*Quoted text*.
Given the importance of metrics, it’s a little surprising that measuring metrics is one of the least commonly talked-about parts of the pre-launch period for a startup. It’s something that every team of founders should take the time to monitor, however, because it can be critical in building a foundation towards success.

Why pre-seed metrics matter

There is no crystal ball that will tell you definitively that your startup is on a pathway to success, but tracking the right metrics can give you some confidence that you’re heading in the right direction. More importantly, it can also help you engage with investors and secure pre-seed capital. Usually when we talk about metrics, we’re looking at data for things that have already happened. Every post-launch business is looking at sales and revenue data, for example, as a way of tracking progress and predicting what will come.

For a company that has yet to launch, however, that kind of historical data simply isn’t there. Instead, the right sets of pre-seed metrics will focus on proving the demand for the product and evidence that the company being built will be a capital efficient and long-term sustainable business. Essentially, you want the metrics to point to the idea that you’re pursuing something worth doing.

Because the focus is firmly on looking at future potential, these pre-launch metrics can also highlight red flags in the business before it has launched. In other words, the pre-seed metrics are an opportunity to refine the approach to market that the business will have and ensure that it’s going to hit the right notes with the market once it’s operational.

How do you determine what pre-seed metrics to focus on?

*What you will do*.
1. Quote the rows from the line with "enumerate 17 of" to the line with "- x-tick-label: 10: [396, 604, 419, 621]", both included, and nothing more.
2. Write what comes next in the passage on pre-seed metrics for startups, picking up after its final line.
The rows that follow are unrelated to the passage on startup metrics.

*Dataset excerpts*.
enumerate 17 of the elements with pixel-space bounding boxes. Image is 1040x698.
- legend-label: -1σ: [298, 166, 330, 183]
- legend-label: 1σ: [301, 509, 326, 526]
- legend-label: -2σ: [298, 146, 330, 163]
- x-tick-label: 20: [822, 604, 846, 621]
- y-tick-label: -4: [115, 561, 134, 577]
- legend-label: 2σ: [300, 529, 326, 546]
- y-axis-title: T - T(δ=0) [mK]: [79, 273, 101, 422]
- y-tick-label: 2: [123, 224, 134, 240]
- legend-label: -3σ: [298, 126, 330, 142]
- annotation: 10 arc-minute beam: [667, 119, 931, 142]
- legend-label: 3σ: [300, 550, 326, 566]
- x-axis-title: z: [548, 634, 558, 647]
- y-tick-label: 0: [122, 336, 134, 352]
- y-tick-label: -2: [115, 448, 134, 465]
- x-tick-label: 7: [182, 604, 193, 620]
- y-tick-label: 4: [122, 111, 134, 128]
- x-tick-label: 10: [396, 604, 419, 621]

--

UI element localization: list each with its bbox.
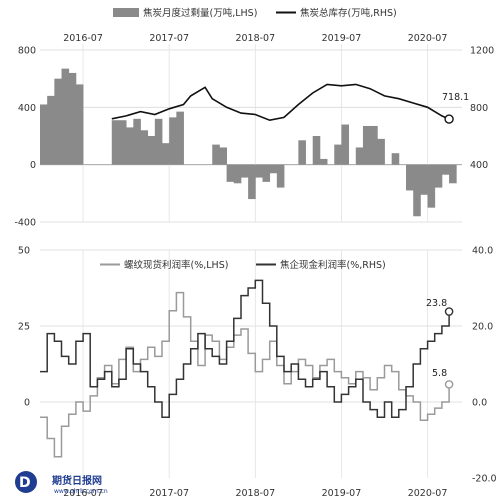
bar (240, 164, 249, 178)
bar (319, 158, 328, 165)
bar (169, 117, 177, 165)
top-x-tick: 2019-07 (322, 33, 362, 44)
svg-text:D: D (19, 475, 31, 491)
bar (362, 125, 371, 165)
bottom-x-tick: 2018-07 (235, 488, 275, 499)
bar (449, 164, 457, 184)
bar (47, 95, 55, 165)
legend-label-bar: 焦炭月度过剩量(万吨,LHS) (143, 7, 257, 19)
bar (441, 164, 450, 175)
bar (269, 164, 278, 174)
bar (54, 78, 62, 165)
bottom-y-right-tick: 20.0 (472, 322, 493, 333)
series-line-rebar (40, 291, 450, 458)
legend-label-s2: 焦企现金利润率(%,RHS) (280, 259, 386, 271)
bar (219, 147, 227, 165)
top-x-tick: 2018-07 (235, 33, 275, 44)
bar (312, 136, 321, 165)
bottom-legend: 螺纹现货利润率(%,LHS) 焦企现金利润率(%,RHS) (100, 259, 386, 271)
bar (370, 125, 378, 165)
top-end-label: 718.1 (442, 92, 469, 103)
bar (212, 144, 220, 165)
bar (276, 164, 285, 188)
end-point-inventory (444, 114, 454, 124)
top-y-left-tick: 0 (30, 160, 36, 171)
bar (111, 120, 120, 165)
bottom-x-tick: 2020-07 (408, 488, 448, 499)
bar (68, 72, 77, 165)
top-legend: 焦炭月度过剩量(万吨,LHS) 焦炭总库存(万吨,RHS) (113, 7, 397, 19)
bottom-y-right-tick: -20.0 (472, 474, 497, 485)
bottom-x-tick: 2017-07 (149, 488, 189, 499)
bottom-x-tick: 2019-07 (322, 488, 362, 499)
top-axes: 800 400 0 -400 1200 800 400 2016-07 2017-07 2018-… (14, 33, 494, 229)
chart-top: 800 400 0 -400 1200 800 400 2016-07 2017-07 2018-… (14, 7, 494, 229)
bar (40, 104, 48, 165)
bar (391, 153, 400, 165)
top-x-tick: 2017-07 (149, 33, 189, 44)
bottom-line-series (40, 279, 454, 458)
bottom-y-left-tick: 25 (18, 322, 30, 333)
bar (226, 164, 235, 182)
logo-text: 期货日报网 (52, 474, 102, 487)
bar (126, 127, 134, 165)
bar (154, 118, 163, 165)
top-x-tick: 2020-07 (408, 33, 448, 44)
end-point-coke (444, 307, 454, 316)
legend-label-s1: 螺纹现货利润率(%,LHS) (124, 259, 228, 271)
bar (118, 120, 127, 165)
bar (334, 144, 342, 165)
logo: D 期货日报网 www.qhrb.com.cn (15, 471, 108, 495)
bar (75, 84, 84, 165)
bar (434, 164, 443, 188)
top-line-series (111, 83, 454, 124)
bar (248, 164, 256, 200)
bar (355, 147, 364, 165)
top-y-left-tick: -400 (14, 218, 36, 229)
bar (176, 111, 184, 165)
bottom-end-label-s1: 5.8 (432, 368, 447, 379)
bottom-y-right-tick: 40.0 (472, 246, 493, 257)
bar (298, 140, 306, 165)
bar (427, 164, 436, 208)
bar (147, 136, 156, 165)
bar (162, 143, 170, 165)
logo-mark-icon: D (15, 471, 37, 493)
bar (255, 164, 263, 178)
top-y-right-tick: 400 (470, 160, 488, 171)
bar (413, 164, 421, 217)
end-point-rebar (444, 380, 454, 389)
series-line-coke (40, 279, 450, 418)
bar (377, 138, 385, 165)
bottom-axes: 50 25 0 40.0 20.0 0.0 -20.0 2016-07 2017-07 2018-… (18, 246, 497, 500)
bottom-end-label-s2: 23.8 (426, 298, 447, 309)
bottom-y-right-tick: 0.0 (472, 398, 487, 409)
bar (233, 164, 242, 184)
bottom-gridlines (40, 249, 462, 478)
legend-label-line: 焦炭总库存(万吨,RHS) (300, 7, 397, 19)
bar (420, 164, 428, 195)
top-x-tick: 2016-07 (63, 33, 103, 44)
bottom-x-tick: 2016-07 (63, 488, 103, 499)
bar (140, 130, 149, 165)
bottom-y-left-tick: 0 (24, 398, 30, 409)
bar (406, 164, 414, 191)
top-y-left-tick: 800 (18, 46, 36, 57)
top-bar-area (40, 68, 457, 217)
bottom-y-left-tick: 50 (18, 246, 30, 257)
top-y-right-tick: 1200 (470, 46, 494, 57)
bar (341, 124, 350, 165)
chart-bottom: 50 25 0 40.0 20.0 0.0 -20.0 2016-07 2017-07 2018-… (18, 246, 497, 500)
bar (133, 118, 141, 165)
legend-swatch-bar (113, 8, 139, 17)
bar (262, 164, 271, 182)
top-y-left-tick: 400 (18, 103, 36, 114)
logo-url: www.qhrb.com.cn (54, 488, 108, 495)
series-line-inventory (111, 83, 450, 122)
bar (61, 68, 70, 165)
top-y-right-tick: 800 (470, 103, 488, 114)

---

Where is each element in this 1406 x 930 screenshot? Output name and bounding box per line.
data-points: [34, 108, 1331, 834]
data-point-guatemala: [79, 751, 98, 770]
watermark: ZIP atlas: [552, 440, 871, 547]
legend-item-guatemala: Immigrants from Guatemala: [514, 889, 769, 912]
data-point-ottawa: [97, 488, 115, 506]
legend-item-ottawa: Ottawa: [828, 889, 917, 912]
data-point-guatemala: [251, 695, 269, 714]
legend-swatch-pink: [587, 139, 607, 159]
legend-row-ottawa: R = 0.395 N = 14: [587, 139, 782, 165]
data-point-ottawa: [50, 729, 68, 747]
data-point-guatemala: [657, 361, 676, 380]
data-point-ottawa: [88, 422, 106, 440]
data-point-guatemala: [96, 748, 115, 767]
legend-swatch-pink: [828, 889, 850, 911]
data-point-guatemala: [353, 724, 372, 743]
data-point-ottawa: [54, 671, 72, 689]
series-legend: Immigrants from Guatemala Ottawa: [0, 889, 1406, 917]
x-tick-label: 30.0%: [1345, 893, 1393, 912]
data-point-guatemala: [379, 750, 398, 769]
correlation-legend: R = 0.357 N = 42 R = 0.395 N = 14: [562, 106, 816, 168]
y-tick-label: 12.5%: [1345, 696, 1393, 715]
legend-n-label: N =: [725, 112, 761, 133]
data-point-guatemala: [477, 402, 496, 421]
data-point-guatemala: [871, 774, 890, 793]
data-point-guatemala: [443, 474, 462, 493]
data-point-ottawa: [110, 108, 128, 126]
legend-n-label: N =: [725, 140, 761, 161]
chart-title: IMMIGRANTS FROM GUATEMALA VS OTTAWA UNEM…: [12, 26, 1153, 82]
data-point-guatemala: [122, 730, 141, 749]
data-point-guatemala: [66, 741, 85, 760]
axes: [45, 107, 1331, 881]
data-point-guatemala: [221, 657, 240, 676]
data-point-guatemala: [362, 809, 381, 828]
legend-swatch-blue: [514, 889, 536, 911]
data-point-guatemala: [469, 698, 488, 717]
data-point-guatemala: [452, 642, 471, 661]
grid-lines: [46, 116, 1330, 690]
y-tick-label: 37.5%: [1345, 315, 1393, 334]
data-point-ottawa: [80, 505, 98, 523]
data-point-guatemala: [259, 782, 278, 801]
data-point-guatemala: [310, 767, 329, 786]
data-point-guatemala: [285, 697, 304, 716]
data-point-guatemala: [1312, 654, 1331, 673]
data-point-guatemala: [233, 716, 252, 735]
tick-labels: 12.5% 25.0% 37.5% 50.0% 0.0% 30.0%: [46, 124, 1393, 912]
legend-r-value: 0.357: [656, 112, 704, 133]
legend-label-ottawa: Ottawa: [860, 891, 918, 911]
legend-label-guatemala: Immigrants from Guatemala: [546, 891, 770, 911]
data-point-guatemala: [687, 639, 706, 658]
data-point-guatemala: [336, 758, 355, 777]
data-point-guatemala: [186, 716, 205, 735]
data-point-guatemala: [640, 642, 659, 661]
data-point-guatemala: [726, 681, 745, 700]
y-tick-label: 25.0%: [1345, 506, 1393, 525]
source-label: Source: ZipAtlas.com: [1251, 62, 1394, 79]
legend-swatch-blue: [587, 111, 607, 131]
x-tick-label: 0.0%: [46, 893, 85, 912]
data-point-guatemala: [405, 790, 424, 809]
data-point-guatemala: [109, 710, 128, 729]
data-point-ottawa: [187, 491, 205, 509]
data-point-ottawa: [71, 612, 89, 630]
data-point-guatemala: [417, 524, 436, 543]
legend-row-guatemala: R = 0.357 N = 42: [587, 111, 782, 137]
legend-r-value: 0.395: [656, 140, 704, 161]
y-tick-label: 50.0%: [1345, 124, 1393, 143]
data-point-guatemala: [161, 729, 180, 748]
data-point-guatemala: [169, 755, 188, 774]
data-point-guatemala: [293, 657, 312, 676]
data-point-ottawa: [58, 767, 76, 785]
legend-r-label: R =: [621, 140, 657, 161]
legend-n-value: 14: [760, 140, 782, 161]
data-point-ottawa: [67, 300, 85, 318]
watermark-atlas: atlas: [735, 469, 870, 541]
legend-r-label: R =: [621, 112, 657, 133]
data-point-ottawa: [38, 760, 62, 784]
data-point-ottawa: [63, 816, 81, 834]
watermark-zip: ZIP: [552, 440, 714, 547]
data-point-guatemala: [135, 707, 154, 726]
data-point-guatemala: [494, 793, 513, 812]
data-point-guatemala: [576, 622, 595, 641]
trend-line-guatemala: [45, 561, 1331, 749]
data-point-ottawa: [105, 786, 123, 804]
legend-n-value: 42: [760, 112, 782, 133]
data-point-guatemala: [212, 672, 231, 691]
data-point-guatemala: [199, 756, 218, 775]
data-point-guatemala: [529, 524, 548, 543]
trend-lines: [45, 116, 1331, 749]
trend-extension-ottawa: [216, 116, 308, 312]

*Expected outputs*.
1.
enumerate 17 of the elements with pixel-space bounding boxes. Image is 1040x698.
- legend-label: -1σ: [298, 166, 330, 183]
- legend-label: 1σ: [301, 509, 326, 526]
- legend-label: -2σ: [298, 146, 330, 163]
- x-tick-label: 20: [822, 604, 846, 621]
- y-tick-label: -4: [115, 561, 134, 577]
- legend-label: 2σ: [300, 529, 326, 546]
- y-axis-title: T - T(δ=0) [mK]: [79, 273, 101, 422]
- y-tick-label: 2: [123, 224, 134, 240]
- legend-label: -3σ: [298, 126, 330, 142]
- annotation: 10 arc-minute beam: [667, 119, 931, 142]
- legend-label: 3σ: [300, 550, 326, 566]
- x-axis-title: z: [548, 634, 558, 647]
- y-tick-label: 0: [122, 336, 134, 352]
- y-tick-label: -2: [115, 448, 134, 465]
- x-tick-label: 7: [182, 604, 193, 620]
- y-tick-label: 4: [122, 111, 134, 128]
- x-tick-label: 10: [396, 604, 419, 621]

2.
Once you start digging into what data is available for your pre-seed startup, you’ll realise that there is actually a lot of information that can be tracked. Not all of it will be useful, and indeed, some of it will be counter-intuitive. For example, your pre-launch website might have a teaser block of text and an email signup to go on the mailing list for the company launch. If the block of text has been written well with SEO in mind, your website might well be attracting organic traffic, but that doesn’t mean much and it would be a mistake to track it.

The metric that does mean something is the number of signups that you’re getting, and the conversion rate, because that percentage, from visitor to someone interested enough to sign up, is an indication of the underlying appeal in the business.

The pre-launch metrics that you should be focusing on will speak to the following:
  • It should be actionable—The data insights should help you refine the business model.
  • It should give you insights into the customer—You might not be able to measure sales, but what you can measure is demand, where it’s coming from, and what strategies have been effective in reaching and engaging with your key audience.
  • The metrics need to be testable—There’s no point having data that you can’t prove.

What metrics do investors look for when assessing pre-seed companies?

As we noted previously, the kind of historic data that defines metrics post-launch isn’t going to be available to pre-launch companies. In its absence, what investors look for in pre-seed companies are metrics that point towards momentum.

Momentum is not an abstract concept—it is something real and demonstrable. It’s not feelings and impressions. A pre-seed company might be drumming up a lot of chatter—let’s call that “hype”—but that’s something different to momentum, and investors will generally see the difference.

A good example of the difference between the two is Quibi. Quibi was actually able to generate a lot of pre-launch investment—it raised nearly $2 billion before it even launched across multiple rounds of funding—but that investment came purely from hype. It was a company with a rockstar founder and enormously well-respected, veteran CEO, and it was going to deliver video content in a mobile-friendly format. It sounded like a slam-dunk of an idea.

Quibi shut six months after launch. Had people paid close enough attention to the important pre-launch metrics and the momentum behind the company they would have surely seen red flags, because no company that has momentum is going to shut down mere months after launching.

A post-mortem on Fortune even highlighted the hype effect that Quibi had—big-name investors were getting on board with is, so other big-name investors wanted their piece of the pie: “there was also some follow-the-leader logic: Big-name investors such as J.P. Morgan and Goldman Sachs gave Pegasus some comfort with the company’s viability.”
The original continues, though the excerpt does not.